[Start]
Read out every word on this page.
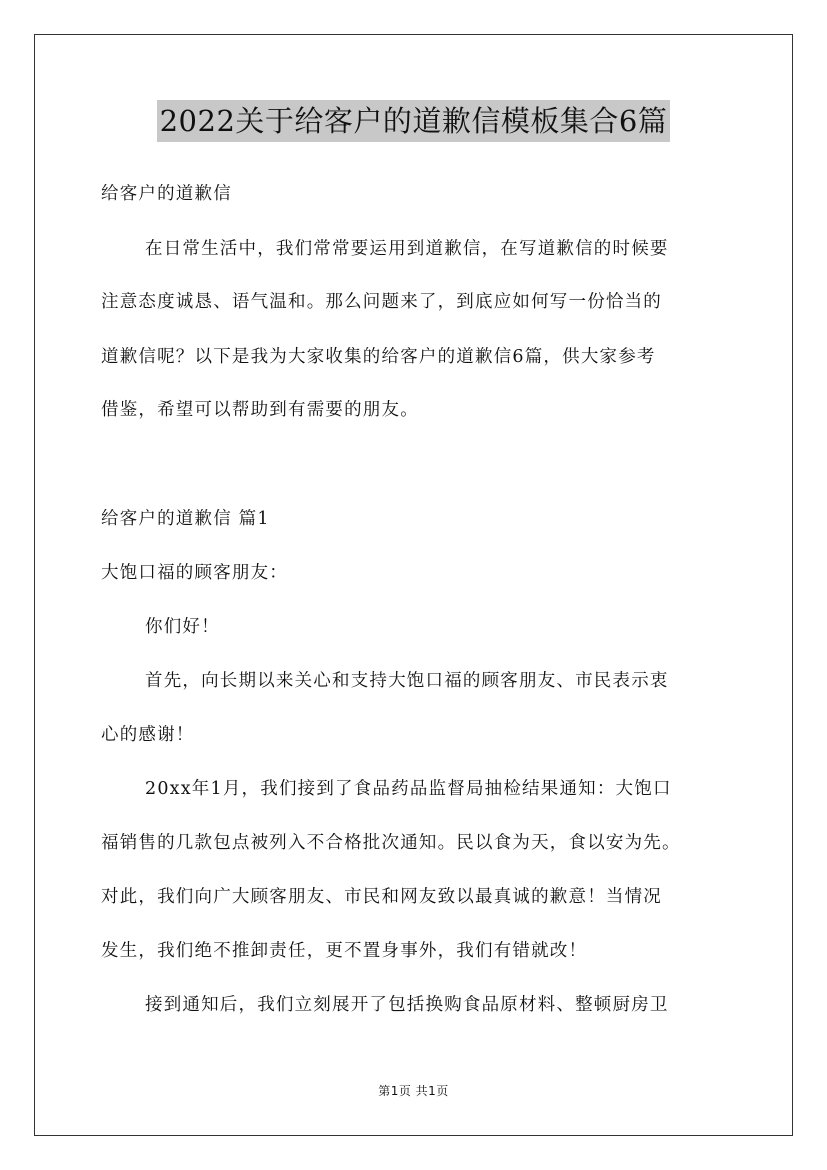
2022关于给客户的道歉信模板集合6篇

给客户的道歉信

在日常生活中，我们常常要运用到道歉信，在写道歉信的时候要

注意态度诚恳、语气温和。那么问题来了，到底应如何写一份恰当的

道歉信呢？以下是我为大家收集的给客户的道歉信6篇，供大家参考

借鉴，希望可以帮助到有需要的朋友。

给客户的道歉信 篇1

大饱口福的顾客朋友：

你们好！

首先，向长期以来关心和支持大饱口福的顾客朋友、市民表示衷

心的感谢！

20xx年1月，我们接到了食品药品监督局抽检结果通知：大饱口

福销售的几款包点被列入不合格批次通知。民以食为天，食以安为先。

对此，我们向广大顾客朋友、市民和网友致以最真诚的歉意！当情况

发生，我们绝不推卸责任，更不置身事外，我们有错就改！

接到通知后，我们立刻展开了包括换购食品原材料、整顿厨房卫

第1页 共1页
[End]
Description of the task:
Except for the pictures, give all the material above again verbatim.

The result:
Read out every word on this page.
2022关于给客户的道歉信模板集合6篇

给客户的道歉信

在日常生活中，我们常常要运用到道歉信，在写道歉信的时候要

注意态度诚恳、语气温和。那么问题来了，到底应如何写一份恰当的

道歉信呢？以下是我为大家收集的给客户的道歉信6篇，供大家参考

借鉴，希望可以帮助到有需要的朋友。

给客户的道歉信 篇1

大饱口福的顾客朋友：

你们好！

首先，向长期以来关心和支持大饱口福的顾客朋友、市民表示衷

心的感谢！

20xx年1月，我们接到了食品药品监督局抽检结果通知：大饱口

福销售的几款包点被列入不合格批次通知。民以食为天，食以安为先。

对此，我们向广大顾客朋友、市民和网友致以最真诚的歉意！当情况

发生，我们绝不推卸责任，更不置身事外，我们有错就改！

接到通知后，我们立刻展开了包括换购食品原材料、整顿厨房卫

第1页 共1页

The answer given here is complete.